Work required:
Return every line of the data below that includes the string "econômico".

"""

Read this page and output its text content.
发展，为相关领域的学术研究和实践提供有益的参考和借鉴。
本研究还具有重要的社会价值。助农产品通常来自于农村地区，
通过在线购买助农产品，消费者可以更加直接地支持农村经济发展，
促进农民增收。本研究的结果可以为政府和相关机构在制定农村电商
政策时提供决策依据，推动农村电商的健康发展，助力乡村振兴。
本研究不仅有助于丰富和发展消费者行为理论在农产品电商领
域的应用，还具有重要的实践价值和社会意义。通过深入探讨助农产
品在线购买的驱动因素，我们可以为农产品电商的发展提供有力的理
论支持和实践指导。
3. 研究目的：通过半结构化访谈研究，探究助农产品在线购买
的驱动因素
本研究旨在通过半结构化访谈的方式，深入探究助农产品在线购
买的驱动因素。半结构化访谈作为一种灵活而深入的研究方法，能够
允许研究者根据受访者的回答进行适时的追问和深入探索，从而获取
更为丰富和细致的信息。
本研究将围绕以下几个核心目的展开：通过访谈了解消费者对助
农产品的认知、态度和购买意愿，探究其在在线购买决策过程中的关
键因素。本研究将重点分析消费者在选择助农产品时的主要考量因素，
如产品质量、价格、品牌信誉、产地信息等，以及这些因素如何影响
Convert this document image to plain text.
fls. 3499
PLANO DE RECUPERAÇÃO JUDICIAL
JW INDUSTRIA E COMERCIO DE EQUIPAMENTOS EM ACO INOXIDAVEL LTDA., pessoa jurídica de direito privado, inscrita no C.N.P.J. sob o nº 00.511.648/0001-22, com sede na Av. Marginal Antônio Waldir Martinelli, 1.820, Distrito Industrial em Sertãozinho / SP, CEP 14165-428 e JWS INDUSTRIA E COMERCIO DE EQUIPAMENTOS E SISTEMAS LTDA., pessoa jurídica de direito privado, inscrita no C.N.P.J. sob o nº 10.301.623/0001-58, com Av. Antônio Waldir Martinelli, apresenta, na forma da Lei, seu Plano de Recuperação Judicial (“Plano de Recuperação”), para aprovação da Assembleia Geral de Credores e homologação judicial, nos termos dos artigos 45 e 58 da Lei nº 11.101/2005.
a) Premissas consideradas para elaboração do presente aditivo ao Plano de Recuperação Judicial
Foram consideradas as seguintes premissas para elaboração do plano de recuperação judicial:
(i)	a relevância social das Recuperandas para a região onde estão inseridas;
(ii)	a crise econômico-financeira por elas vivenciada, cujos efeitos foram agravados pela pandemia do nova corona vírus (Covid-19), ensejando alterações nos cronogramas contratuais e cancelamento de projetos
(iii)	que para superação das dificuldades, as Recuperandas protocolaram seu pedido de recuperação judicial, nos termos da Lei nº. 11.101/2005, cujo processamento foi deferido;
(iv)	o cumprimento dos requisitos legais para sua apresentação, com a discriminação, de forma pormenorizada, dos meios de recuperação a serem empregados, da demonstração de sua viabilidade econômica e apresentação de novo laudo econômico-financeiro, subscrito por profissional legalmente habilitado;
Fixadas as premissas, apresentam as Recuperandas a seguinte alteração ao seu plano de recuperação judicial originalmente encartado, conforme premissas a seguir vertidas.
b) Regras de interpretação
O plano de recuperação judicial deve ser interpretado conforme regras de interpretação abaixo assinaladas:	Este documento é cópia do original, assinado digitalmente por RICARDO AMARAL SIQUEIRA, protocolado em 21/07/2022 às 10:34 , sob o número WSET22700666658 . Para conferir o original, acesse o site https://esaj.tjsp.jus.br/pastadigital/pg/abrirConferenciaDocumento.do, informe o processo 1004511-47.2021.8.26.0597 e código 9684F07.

"""

Complete response:
(ii)	a crise econômico-financeira por elas vivenciada, cujos efeitos foram agravados pela pandemia do nova corona vírus (Covid-19), ensejando alterações nos cronogramas contratuais e cancelamento de projetos
(iv)	o cumprimento dos requisitos legais para sua apresentação, com a discriminação, de forma pormenorizada, dos meios de recuperação a serem empregados, da demonstração de sua viabilidade econômica e apresentação de novo laudo econômico-financeiro, subscrito por profissional legalmente habilitado;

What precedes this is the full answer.